[Directions] Only the number is wanted: count the lines in the data with "text" in them.

[Collected data]
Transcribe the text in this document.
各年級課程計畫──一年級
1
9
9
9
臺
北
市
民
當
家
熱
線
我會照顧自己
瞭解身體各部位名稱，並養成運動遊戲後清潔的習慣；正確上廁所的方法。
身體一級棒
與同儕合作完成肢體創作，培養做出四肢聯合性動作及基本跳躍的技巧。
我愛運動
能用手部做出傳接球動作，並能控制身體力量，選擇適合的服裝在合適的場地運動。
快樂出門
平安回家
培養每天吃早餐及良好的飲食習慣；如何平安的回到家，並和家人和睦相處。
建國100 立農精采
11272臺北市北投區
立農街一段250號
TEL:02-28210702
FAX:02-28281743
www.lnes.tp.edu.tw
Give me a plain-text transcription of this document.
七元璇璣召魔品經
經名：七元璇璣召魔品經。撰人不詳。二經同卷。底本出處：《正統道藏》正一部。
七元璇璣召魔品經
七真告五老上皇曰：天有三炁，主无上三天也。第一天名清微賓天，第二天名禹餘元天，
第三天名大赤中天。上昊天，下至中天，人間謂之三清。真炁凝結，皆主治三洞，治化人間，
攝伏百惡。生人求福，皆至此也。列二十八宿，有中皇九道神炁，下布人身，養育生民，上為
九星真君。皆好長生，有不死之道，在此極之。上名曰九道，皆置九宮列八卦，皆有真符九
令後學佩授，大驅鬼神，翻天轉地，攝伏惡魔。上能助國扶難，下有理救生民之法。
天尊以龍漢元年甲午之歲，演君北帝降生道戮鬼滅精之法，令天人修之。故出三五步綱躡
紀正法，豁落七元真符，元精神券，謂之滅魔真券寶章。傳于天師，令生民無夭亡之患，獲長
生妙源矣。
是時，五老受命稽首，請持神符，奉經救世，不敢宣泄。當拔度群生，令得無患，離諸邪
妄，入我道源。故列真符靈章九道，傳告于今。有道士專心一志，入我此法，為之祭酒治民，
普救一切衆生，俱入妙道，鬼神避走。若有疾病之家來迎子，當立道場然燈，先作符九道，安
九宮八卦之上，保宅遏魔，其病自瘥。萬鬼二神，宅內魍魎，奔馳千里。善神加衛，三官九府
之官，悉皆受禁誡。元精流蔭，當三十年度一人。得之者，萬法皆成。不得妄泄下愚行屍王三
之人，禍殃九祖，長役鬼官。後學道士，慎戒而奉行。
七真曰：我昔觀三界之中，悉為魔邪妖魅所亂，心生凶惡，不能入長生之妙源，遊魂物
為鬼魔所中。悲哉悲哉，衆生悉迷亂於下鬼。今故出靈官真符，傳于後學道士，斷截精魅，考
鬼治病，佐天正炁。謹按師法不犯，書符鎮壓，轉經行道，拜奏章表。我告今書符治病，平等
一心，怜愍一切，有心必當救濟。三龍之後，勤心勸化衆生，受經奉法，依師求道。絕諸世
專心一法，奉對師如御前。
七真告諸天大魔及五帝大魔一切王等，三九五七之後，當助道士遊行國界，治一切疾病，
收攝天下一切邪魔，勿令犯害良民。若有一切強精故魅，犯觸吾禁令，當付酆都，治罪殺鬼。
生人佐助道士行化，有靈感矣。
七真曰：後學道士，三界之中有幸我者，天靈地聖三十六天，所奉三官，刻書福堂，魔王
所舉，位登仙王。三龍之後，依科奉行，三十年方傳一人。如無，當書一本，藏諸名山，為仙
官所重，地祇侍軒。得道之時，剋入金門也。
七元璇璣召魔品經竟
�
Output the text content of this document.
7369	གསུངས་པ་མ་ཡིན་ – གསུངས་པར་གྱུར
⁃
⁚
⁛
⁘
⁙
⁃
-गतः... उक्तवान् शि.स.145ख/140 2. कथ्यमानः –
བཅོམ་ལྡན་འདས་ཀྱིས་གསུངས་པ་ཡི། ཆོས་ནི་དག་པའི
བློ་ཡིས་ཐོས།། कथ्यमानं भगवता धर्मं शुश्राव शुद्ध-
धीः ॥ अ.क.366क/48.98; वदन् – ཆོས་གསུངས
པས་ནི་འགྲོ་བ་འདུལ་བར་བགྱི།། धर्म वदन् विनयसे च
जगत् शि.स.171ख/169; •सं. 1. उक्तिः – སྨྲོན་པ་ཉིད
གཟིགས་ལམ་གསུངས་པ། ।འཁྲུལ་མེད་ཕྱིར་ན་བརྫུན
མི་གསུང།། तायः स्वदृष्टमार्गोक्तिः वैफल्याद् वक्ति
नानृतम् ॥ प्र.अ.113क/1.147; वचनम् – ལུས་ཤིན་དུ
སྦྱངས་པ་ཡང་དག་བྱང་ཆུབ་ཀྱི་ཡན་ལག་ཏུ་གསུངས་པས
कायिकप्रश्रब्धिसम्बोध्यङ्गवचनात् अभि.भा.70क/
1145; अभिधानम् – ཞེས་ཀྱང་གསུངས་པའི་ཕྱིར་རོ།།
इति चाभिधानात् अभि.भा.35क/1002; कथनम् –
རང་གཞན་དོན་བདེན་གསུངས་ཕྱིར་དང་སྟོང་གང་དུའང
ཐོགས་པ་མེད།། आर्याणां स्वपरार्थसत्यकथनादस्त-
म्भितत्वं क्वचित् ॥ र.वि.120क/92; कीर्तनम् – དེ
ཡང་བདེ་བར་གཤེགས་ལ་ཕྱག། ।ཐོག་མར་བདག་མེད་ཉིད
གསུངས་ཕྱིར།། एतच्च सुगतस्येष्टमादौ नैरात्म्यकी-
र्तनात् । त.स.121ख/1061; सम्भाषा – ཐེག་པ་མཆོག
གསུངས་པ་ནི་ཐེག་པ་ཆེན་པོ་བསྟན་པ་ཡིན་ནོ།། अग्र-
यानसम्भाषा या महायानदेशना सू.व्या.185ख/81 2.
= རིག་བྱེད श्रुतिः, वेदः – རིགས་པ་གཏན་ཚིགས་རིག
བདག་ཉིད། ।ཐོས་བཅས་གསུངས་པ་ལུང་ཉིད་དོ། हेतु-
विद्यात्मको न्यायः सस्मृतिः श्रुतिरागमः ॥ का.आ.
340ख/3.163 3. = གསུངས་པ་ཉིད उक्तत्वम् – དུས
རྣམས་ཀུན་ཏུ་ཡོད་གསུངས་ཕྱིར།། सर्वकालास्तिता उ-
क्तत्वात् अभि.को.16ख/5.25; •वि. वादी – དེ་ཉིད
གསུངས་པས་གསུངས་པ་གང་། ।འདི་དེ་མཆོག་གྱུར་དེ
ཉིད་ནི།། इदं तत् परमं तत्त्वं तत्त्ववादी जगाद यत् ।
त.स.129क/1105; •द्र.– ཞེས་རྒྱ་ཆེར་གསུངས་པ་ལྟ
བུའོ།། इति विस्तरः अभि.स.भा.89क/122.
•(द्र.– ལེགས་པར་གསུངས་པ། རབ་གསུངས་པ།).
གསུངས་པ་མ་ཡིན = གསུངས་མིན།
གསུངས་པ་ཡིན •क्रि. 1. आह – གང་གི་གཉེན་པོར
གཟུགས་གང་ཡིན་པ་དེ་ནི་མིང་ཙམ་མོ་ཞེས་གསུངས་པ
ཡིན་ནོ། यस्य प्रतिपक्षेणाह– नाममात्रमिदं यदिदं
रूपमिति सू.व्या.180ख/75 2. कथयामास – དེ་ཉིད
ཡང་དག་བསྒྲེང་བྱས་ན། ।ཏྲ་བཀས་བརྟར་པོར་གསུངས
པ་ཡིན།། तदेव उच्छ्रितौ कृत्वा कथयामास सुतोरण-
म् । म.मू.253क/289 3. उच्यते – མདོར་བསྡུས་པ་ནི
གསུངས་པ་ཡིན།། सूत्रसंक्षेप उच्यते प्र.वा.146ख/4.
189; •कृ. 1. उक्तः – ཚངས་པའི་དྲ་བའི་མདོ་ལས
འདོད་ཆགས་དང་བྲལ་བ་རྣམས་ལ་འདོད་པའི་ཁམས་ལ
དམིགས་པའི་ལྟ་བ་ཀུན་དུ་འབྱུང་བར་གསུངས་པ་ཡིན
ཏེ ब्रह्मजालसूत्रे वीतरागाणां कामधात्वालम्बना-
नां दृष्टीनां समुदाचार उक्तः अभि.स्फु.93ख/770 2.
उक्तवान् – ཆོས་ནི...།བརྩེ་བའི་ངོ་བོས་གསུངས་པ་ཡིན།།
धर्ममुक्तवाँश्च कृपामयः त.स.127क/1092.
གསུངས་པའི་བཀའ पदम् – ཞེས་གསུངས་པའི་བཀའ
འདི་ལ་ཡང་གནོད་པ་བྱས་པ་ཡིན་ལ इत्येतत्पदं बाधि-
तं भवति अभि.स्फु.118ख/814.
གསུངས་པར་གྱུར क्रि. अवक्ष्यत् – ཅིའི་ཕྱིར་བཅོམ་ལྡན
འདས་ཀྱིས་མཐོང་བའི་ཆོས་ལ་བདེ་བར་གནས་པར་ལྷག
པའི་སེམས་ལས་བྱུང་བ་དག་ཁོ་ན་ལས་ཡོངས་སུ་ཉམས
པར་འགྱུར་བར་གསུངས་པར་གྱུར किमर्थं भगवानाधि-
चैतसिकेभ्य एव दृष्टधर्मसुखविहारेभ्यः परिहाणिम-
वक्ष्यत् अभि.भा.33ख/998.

[Correct result] 3